Work required.
Repeat exactly each line of the data provided below.

Records provided.
◆ ◆ ◆ ◆

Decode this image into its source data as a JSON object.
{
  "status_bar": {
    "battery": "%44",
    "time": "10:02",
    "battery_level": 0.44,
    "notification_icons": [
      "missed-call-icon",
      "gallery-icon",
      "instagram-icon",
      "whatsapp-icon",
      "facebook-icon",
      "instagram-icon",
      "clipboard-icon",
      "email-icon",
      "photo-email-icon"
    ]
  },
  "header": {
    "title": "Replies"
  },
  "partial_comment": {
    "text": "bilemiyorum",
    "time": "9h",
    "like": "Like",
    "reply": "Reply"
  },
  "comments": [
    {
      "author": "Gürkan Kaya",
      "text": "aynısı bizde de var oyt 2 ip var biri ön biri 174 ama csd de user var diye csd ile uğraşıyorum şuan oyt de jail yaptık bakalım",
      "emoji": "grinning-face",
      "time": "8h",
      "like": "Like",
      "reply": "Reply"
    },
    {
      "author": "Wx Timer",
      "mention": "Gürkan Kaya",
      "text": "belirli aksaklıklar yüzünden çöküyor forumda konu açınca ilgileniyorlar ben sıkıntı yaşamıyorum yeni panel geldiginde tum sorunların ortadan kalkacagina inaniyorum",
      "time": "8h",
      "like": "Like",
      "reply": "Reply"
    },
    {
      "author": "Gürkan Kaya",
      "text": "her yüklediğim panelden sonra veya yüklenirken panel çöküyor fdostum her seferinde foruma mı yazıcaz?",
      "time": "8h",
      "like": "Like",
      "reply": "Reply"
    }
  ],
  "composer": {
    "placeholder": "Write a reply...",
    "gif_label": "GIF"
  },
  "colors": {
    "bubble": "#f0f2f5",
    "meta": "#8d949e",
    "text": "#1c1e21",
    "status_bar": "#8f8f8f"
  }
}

◆ ◆ ◆ ◆

Response below.
Decode this image into its source data as a JSON object.
{
  "status_bar": {
    "battery": "%44",
    "time": "10:02",
    "battery_level": 0.44,
    "notification_icons": [
      "missed-call-icon",
      "gallery-icon",
      "instagram-icon",
      "whatsapp-icon",
      "facebook-icon",
      "instagram-icon",
      "clipboard-icon",
      "email-icon",
      "photo-email-icon"
    ]
  },
  "header": {
    "title": "Replies"
  },
  "partial_comment": {
    "text": "bilemiyorum",
    "time": "9h",
    "like": "Like",
    "reply": "Reply"
  },
  "comments": [
    {
      "author": "Gürkan Kaya",
      "text": "aynısı bizde de var oyt 2 ip var biri ön biri 174 ama csd de user var diye csd ile uğraşıyorum şuan oyt de jail yaptık bakalım",
      "emoji": "grinning-face",
      "time": "8h",
      "like": "Like",
      "reply": "Reply"
    },
    {
      "author": "Wx Timer",
      "mention": "Gürkan Kaya",
      "text": "belirli aksaklıklar yüzünden çöküyor forumda konu açınca ilgileniyorlar ben sıkıntı yaşamıyorum yeni panel geldiginde tum sorunların ortadan kalkacagina inaniyorum",
      "time": "8h",
      "like": "Like",
      "reply": "Reply"
    },
    {
      "author": "Gürkan Kaya",
      "text": "her yüklediğim panelden sonra veya yüklenirken panel çöküyor fdostum her seferinde foruma mı yazıcaz?",
      "time": "8h",
      "like": "Like",
      "reply": "Reply"
    }
  ],
  "composer": {
    "placeholder": "Write a reply...",
    "gif_label": "GIF"
  },
  "colors": {
    "bubble": "#f0f2f5",
    "meta": "#8d949e",
    "text": "#1c1e21",
    "status_bar": "#8f8f8f"
  }
}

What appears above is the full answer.